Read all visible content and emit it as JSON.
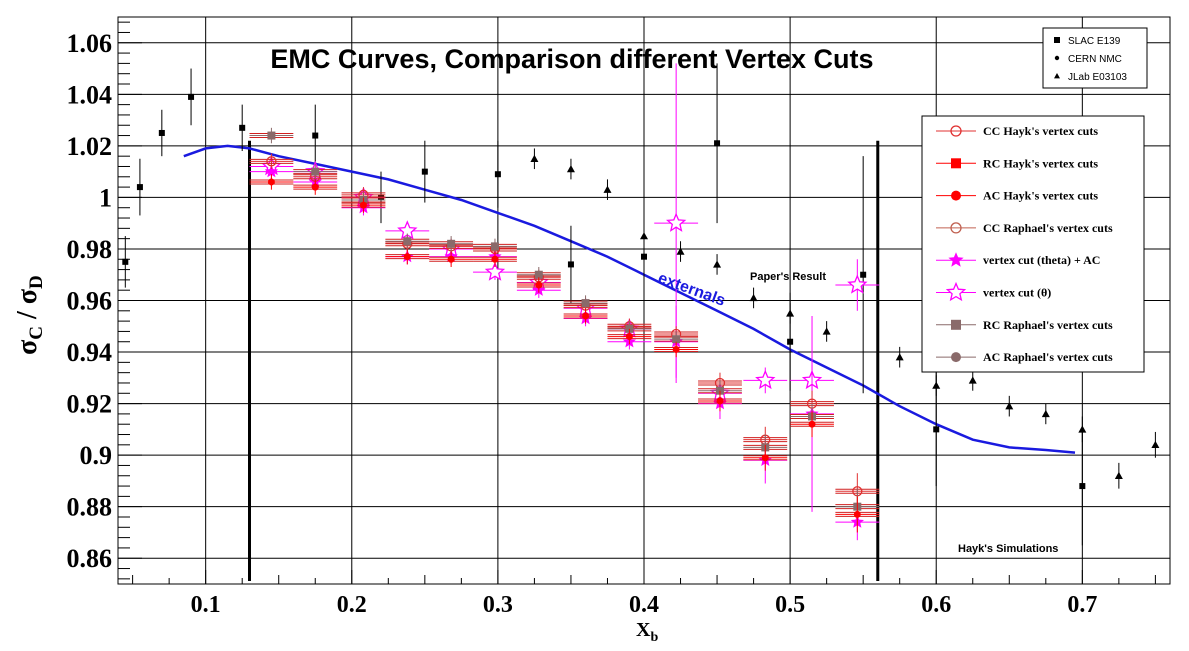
{
  "chart_data": {
    "type": "scatter",
    "title": "EMC Curves, Comparison different Vertex Cuts",
    "xlabel": "X",
    "xlabel_sub": "b",
    "ylabel": "σ",
    "ylabel_parts": [
      "σ",
      "C",
      " / ",
      "σ",
      "D"
    ],
    "xlim": [
      0.04,
      0.76
    ],
    "ylim": [
      0.85,
      1.07
    ],
    "x_ticks": [
      0.1,
      0.2,
      0.3,
      0.4,
      0.5,
      0.6,
      0.7
    ],
    "x_tick_labels": [
      "0.1",
      "0.2",
      "0.3",
      "0.4",
      "0.5",
      "0.6",
      "0.7"
    ],
    "y_ticks": [
      0.86,
      0.88,
      0.9,
      0.92,
      0.94,
      0.96,
      0.98,
      1.0,
      1.02,
      1.04,
      1.06
    ],
    "y_tick_labels": [
      "0.86",
      "0.88",
      "0.9",
      "0.92",
      "0.94",
      "0.96",
      "0.98",
      "1",
      "1.02",
      "1.04",
      "1.06"
    ],
    "grid": true,
    "legend_top": {
      "placement": "top-right",
      "entries": [
        {
          "label": "SLAC E139",
          "marker": "square"
        },
        {
          "label": "CERN NMC",
          "marker": "dot"
        },
        {
          "label": "JLab E03103",
          "marker": "triangle"
        }
      ]
    },
    "legend_main": {
      "placement": "right",
      "entries": [
        {
          "label": "CC Hayk's vertex cuts",
          "marker": "open-circle",
          "color": "#e03030"
        },
        {
          "label": "RC Hayk's vertex cuts",
          "marker": "square",
          "color": "#ff0000"
        },
        {
          "label": "AC Hayk's vertex cuts",
          "marker": "circle",
          "color": "#ff0000"
        },
        {
          "label": "CC Raphael's vertex cuts",
          "marker": "open-circle",
          "color": "#c06050"
        },
        {
          "label": "vertex cut (theta) + AC",
          "marker": "star",
          "color": "#ff00ff"
        },
        {
          "label": "vertex cut (θ)",
          "marker": "open-star",
          "color": "#ff00ff"
        },
        {
          "label": "RC Raphael's vertex cuts",
          "marker": "square",
          "color": "#8a6a6a"
        },
        {
          "label": "AC Raphael's vertex cuts",
          "marker": "circle",
          "color": "#8a6a6a"
        }
      ]
    },
    "annotations": {
      "externals": "externals",
      "paper": "Paper's Result",
      "hayk": "Hayk's Simulations"
    },
    "vertical_lines_x": [
      0.13,
      0.56
    ],
    "colors": {
      "curve": "#1a1adf",
      "magenta": "#ff00ff",
      "red": "#ff0000",
      "brown": "#8a6a6a",
      "black": "#000000"
    },
    "series": [
      {
        "name": "SLAC E139",
        "marker": "square",
        "points": [
          {
            "x": 0.045,
            "y": 0.975,
            "err": 0.01
          },
          {
            "x": 0.055,
            "y": 1.004,
            "err": 0.011
          },
          {
            "x": 0.07,
            "y": 1.025,
            "err": 0.009
          },
          {
            "x": 0.09,
            "y": 1.039,
            "err": 0.011
          },
          {
            "x": 0.125,
            "y": 1.027,
            "err": 0.009
          },
          {
            "x": 0.175,
            "y": 1.024,
            "err": 0.012
          },
          {
            "x": 0.22,
            "y": 1.0,
            "err": 0.01
          },
          {
            "x": 0.25,
            "y": 1.01,
            "err": 0.012
          },
          {
            "x": 0.3,
            "y": 1.009,
            "err": 0.013
          },
          {
            "x": 0.35,
            "y": 0.974,
            "err": 0.015
          },
          {
            "x": 0.4,
            "y": 0.977,
            "err": 0.016
          },
          {
            "x": 0.45,
            "y": 1.021,
            "err": 0.031
          },
          {
            "x": 0.5,
            "y": 0.944,
            "err": 0.019
          },
          {
            "x": 0.55,
            "y": 0.97,
            "err": 0.046
          },
          {
            "x": 0.6,
            "y": 0.91,
            "err": 0.022
          },
          {
            "x": 0.7,
            "y": 0.888,
            "err": 0.023
          }
        ]
      },
      {
        "name": "JLab E03103",
        "marker": "triangle",
        "points": [
          {
            "x": 0.325,
            "y": 1.015,
            "err": 0.004
          },
          {
            "x": 0.35,
            "y": 1.011,
            "err": 0.004
          },
          {
            "x": 0.375,
            "y": 1.003,
            "err": 0.004
          },
          {
            "x": 0.4,
            "y": 0.985,
            "err": 0.004
          },
          {
            "x": 0.425,
            "y": 0.979,
            "err": 0.004
          },
          {
            "x": 0.45,
            "y": 0.974,
            "err": 0.004
          },
          {
            "x": 0.475,
            "y": 0.961,
            "err": 0.004
          },
          {
            "x": 0.5,
            "y": 0.955,
            "err": 0.004
          },
          {
            "x": 0.525,
            "y": 0.948,
            "err": 0.004
          },
          {
            "x": 0.575,
            "y": 0.938,
            "err": 0.004
          },
          {
            "x": 0.6,
            "y": 0.927,
            "err": 0.004
          },
          {
            "x": 0.625,
            "y": 0.929,
            "err": 0.004
          },
          {
            "x": 0.65,
            "y": 0.919,
            "err": 0.004
          },
          {
            "x": 0.675,
            "y": 0.916,
            "err": 0.004
          },
          {
            "x": 0.7,
            "y": 0.91,
            "err": 0.005
          },
          {
            "x": 0.725,
            "y": 0.892,
            "err": 0.005
          },
          {
            "x": 0.75,
            "y": 0.904,
            "err": 0.005
          }
        ]
      },
      {
        "name": "externals",
        "type": "line",
        "x": [
          0.085,
          0.1,
          0.115,
          0.13,
          0.15,
          0.175,
          0.2,
          0.225,
          0.25,
          0.275,
          0.3,
          0.325,
          0.35,
          0.375,
          0.4,
          0.425,
          0.45,
          0.475,
          0.5,
          0.525,
          0.55,
          0.575,
          0.6,
          0.625,
          0.65,
          0.675,
          0.695
        ],
        "y": [
          1.016,
          1.019,
          1.02,
          1.019,
          1.016,
          1.013,
          1.01,
          1.007,
          1.003,
          0.999,
          0.994,
          0.989,
          0.983,
          0.977,
          0.97,
          0.963,
          0.956,
          0.949,
          0.941,
          0.934,
          0.927,
          0.919,
          0.912,
          0.906,
          0.903,
          0.902,
          0.901
        ]
      },
      {
        "name": "vertex cut (θ)",
        "marker": "open-star",
        "points": [
          {
            "x": 0.145,
            "y": 1.012,
            "err": 0.003
          },
          {
            "x": 0.175,
            "y": 1.01,
            "err": 0.003
          },
          {
            "x": 0.208,
            "y": 1.0,
            "err": 0.003
          },
          {
            "x": 0.238,
            "y": 0.987,
            "err": 0.003
          },
          {
            "x": 0.268,
            "y": 0.98,
            "err": 0.003
          },
          {
            "x": 0.298,
            "y": 0.971,
            "err": 0.003
          },
          {
            "x": 0.328,
            "y": 0.967,
            "err": 0.003
          },
          {
            "x": 0.36,
            "y": 0.957,
            "err": 0.003
          },
          {
            "x": 0.39,
            "y": 0.949,
            "err": 0.003
          },
          {
            "x": 0.422,
            "y": 0.99,
            "err": 0.062
          },
          {
            "x": 0.452,
            "y": 0.924,
            "err": 0.005
          },
          {
            "x": 0.483,
            "y": 0.929,
            "err": 0.005
          },
          {
            "x": 0.515,
            "y": 0.929,
            "err": 0.006
          },
          {
            "x": 0.546,
            "y": 0.966,
            "err": 0.01
          }
        ]
      },
      {
        "name": "vertex cut (theta) + AC",
        "marker": "star",
        "points": [
          {
            "x": 0.145,
            "y": 1.01,
            "err": 0.003
          },
          {
            "x": 0.175,
            "y": 1.006,
            "err": 0.003
          },
          {
            "x": 0.208,
            "y": 0.996,
            "err": 0.003
          },
          {
            "x": 0.238,
            "y": 0.977,
            "err": 0.003
          },
          {
            "x": 0.268,
            "y": 0.977,
            "err": 0.003
          },
          {
            "x": 0.298,
            "y": 0.977,
            "err": 0.003
          },
          {
            "x": 0.328,
            "y": 0.964,
            "err": 0.003
          },
          {
            "x": 0.36,
            "y": 0.953,
            "err": 0.003
          },
          {
            "x": 0.39,
            "y": 0.944,
            "err": 0.003
          },
          {
            "x": 0.422,
            "y": 0.944,
            "err": 0.014
          },
          {
            "x": 0.452,
            "y": 0.92,
            "err": 0.006
          },
          {
            "x": 0.483,
            "y": 0.898,
            "err": 0.009
          },
          {
            "x": 0.515,
            "y": 0.916,
            "err": 0.038
          },
          {
            "x": 0.546,
            "y": 0.874,
            "err": 0.007
          }
        ]
      },
      {
        "name": "CC Hayk's vertex cuts",
        "marker": "open-circle",
        "points": [
          {
            "x": 0.145,
            "y": 1.014,
            "err": 0.003
          },
          {
            "x": 0.175,
            "y": 1.008,
            "err": 0.003
          },
          {
            "x": 0.208,
            "y": 1.001,
            "err": 0.003
          },
          {
            "x": 0.238,
            "y": 0.982,
            "err": 0.003
          },
          {
            "x": 0.268,
            "y": 0.981,
            "err": 0.003
          },
          {
            "x": 0.298,
            "y": 0.98,
            "err": 0.003
          },
          {
            "x": 0.328,
            "y": 0.969,
            "err": 0.003
          },
          {
            "x": 0.36,
            "y": 0.958,
            "err": 0.003
          },
          {
            "x": 0.39,
            "y": 0.95,
            "err": 0.003
          },
          {
            "x": 0.422,
            "y": 0.947,
            "err": 0.003
          },
          {
            "x": 0.452,
            "y": 0.928,
            "err": 0.004
          },
          {
            "x": 0.483,
            "y": 0.906,
            "err": 0.005
          },
          {
            "x": 0.515,
            "y": 0.92,
            "err": 0.005
          },
          {
            "x": 0.546,
            "y": 0.886,
            "err": 0.007
          }
        ]
      },
      {
        "name": "RC Raphael's vertex cuts",
        "marker": "square",
        "points": [
          {
            "x": 0.145,
            "y": 1.024,
            "err": 0.003
          },
          {
            "x": 0.175,
            "y": 1.01,
            "err": 0.003
          },
          {
            "x": 0.208,
            "y": 0.999,
            "err": 0.003
          },
          {
            "x": 0.238,
            "y": 0.983,
            "err": 0.003
          },
          {
            "x": 0.268,
            "y": 0.982,
            "err": 0.003
          },
          {
            "x": 0.298,
            "y": 0.981,
            "err": 0.003
          },
          {
            "x": 0.328,
            "y": 0.97,
            "err": 0.003
          },
          {
            "x": 0.36,
            "y": 0.959,
            "err": 0.003
          },
          {
            "x": 0.39,
            "y": 0.949,
            "err": 0.003
          },
          {
            "x": 0.422,
            "y": 0.945,
            "err": 0.003
          },
          {
            "x": 0.452,
            "y": 0.925,
            "err": 0.004
          },
          {
            "x": 0.483,
            "y": 0.903,
            "err": 0.005
          },
          {
            "x": 0.515,
            "y": 0.915,
            "err": 0.005
          },
          {
            "x": 0.546,
            "y": 0.88,
            "err": 0.007
          }
        ]
      },
      {
        "name": "AC Hayk's vertex cuts",
        "marker": "circle",
        "points": [
          {
            "x": 0.145,
            "y": 1.006,
            "err": 0.003
          },
          {
            "x": 0.175,
            "y": 1.004,
            "err": 0.003
          },
          {
            "x": 0.208,
            "y": 0.997,
            "err": 0.003
          },
          {
            "x": 0.238,
            "y": 0.977,
            "err": 0.003
          },
          {
            "x": 0.268,
            "y": 0.976,
            "err": 0.003
          },
          {
            "x": 0.298,
            "y": 0.976,
            "err": 0.003
          },
          {
            "x": 0.328,
            "y": 0.966,
            "err": 0.003
          },
          {
            "x": 0.36,
            "y": 0.954,
            "err": 0.003
          },
          {
            "x": 0.39,
            "y": 0.946,
            "err": 0.003
          },
          {
            "x": 0.422,
            "y": 0.941,
            "err": 0.003
          },
          {
            "x": 0.452,
            "y": 0.921,
            "err": 0.004
          },
          {
            "x": 0.483,
            "y": 0.899,
            "err": 0.005
          },
          {
            "x": 0.515,
            "y": 0.912,
            "err": 0.005
          },
          {
            "x": 0.546,
            "y": 0.877,
            "err": 0.007
          }
        ]
      }
    ]
  }
}
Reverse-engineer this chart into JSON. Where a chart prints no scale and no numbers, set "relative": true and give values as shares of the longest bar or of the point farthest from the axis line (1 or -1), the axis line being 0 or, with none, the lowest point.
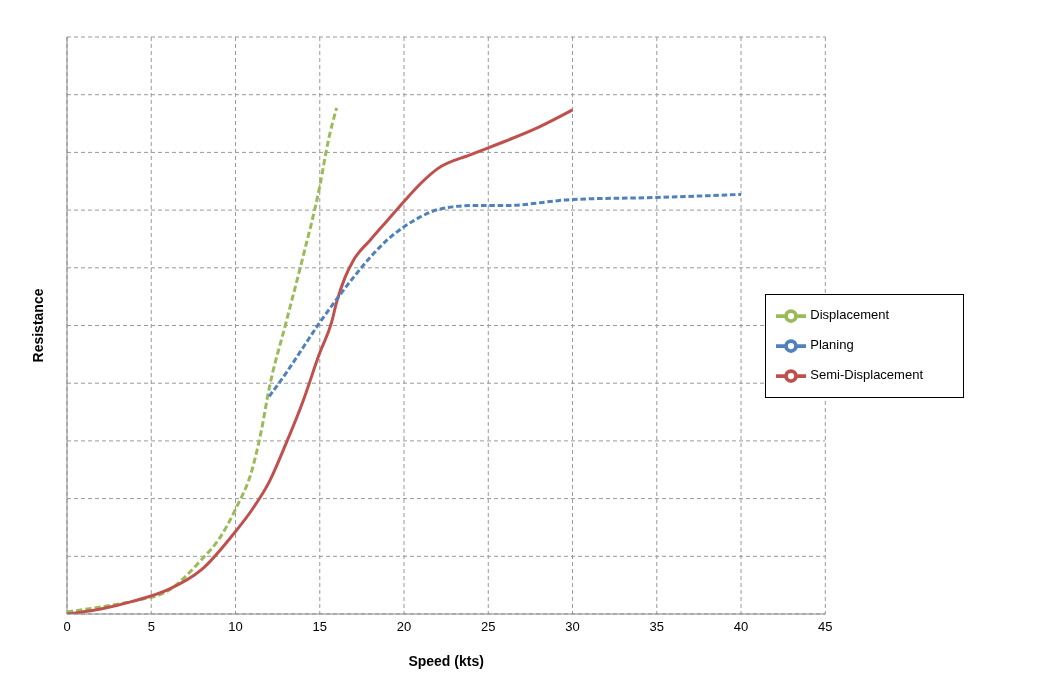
{
  "chart_data": {
    "type": "line",
    "xlabel": "Speed (kts)",
    "ylabel": "Resistance",
    "relative": true,
    "xlim": [
      0,
      45
    ],
    "xticks": [
      0,
      5,
      10,
      15,
      20,
      25,
      30,
      35,
      40,
      45
    ],
    "grid": true,
    "legend": "right",
    "marker": "none",
    "series": [
      {
        "name": "Displacement",
        "color": "#9bbb59",
        "line_style": "dashed",
        "x": [
          0,
          2,
          4,
          6,
          8,
          9,
          10,
          11,
          11.5,
          12,
          13,
          14,
          15,
          15.5,
          16
        ],
        "values": [
          0.004,
          0.014,
          0.026,
          0.046,
          0.108,
          0.147,
          0.207,
          0.287,
          0.357,
          0.446,
          0.576,
          0.705,
          0.845,
          0.934,
          1
        ]
      },
      {
        "name": "Semi-Displacement",
        "color": "#c0504d",
        "line_style": "solid",
        "x": [
          0,
          2,
          4,
          6,
          8,
          10,
          11,
          12,
          13,
          14,
          15,
          15.7,
          16,
          16.5,
          17,
          18,
          19,
          20,
          21,
          22,
          24,
          26,
          28,
          30
        ],
        "values": [
          0,
          0.01,
          0.026,
          0.048,
          0.088,
          0.163,
          0.207,
          0.261,
          0.337,
          0.42,
          0.516,
          0.576,
          0.616,
          0.665,
          0.699,
          0.739,
          0.777,
          0.815,
          0.851,
          0.88,
          0.908,
          0.934,
          0.962,
          0.996
        ]
      },
      {
        "name": "Planing",
        "color": "#4f81bd",
        "line_style": "dashed",
        "x": [
          12,
          13,
          14,
          15,
          16,
          17,
          18,
          19,
          20,
          21,
          22,
          24,
          26,
          30,
          35,
          40
        ],
        "values": [
          0.43,
          0.476,
          0.526,
          0.576,
          0.622,
          0.665,
          0.705,
          0.739,
          0.765,
          0.785,
          0.799,
          0.807,
          0.807,
          0.819,
          0.823,
          0.829
        ]
      }
    ]
  }
}
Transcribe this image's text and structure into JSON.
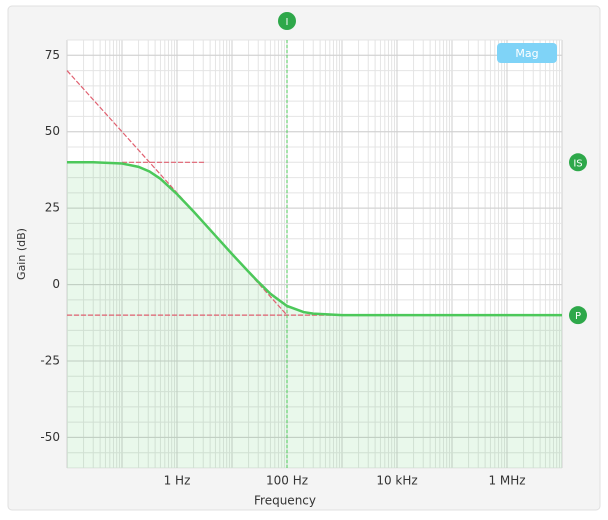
{
  "chart_data": {
    "type": "line",
    "xlabel": "Frequency",
    "ylabel": "Gain (dB)",
    "xscale": "log",
    "xlim": [
      0.01,
      10000000
    ],
    "ylim": [
      -60,
      80
    ],
    "xticks": [
      {
        "value": 1,
        "label": "1 Hz"
      },
      {
        "value": 100,
        "label": "100 Hz"
      },
      {
        "value": 10000,
        "label": "10 kHz"
      },
      {
        "value": 1000000,
        "label": "1 MHz"
      }
    ],
    "yticks": [
      75,
      50,
      25,
      0,
      -25,
      -50
    ],
    "grid": true,
    "series": [
      {
        "color": "#4cc85a",
        "x": [
          0.01,
          0.03,
          0.1,
          0.2,
          0.316,
          0.5,
          1,
          2,
          3,
          5,
          10,
          20,
          30,
          50,
          100,
          200,
          300,
          1000,
          10000,
          100000,
          1000000,
          10000000
        ],
        "values": [
          40.0,
          40.0,
          39.6,
          38.5,
          37.0,
          34.6,
          29.6,
          23.9,
          20.4,
          16.0,
          10.0,
          4.2,
          0.9,
          -3.0,
          -7.0,
          -9.0,
          -9.5,
          -10.0,
          -10.0,
          -10.0,
          -10.0,
          -10.0
        ]
      }
    ],
    "asymptotes": [
      {
        "color": "#e06070",
        "x": [
          0.01,
          100
        ],
        "values": [
          70,
          -10
        ]
      },
      {
        "color": "#e06070",
        "x": [
          0.1,
          3.162
        ],
        "values": [
          40,
          40
        ]
      },
      {
        "color": "#e06070",
        "x": [
          0.01,
          10000000
        ],
        "values": [
          -10,
          -10
        ]
      }
    ],
    "markers": [
      {
        "label": "I",
        "x": 100
      },
      {
        "label": "IS",
        "y": 40
      },
      {
        "label": "P",
        "y": -10
      }
    ],
    "button": "Mag"
  }
}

▶ TASK DETAILS: Collect the lines of the records that include the string "Displacement".

▶ OUTPUT OF THE EXERCISE:
        "name": "Displacement",
        "name": "Semi-Displacement",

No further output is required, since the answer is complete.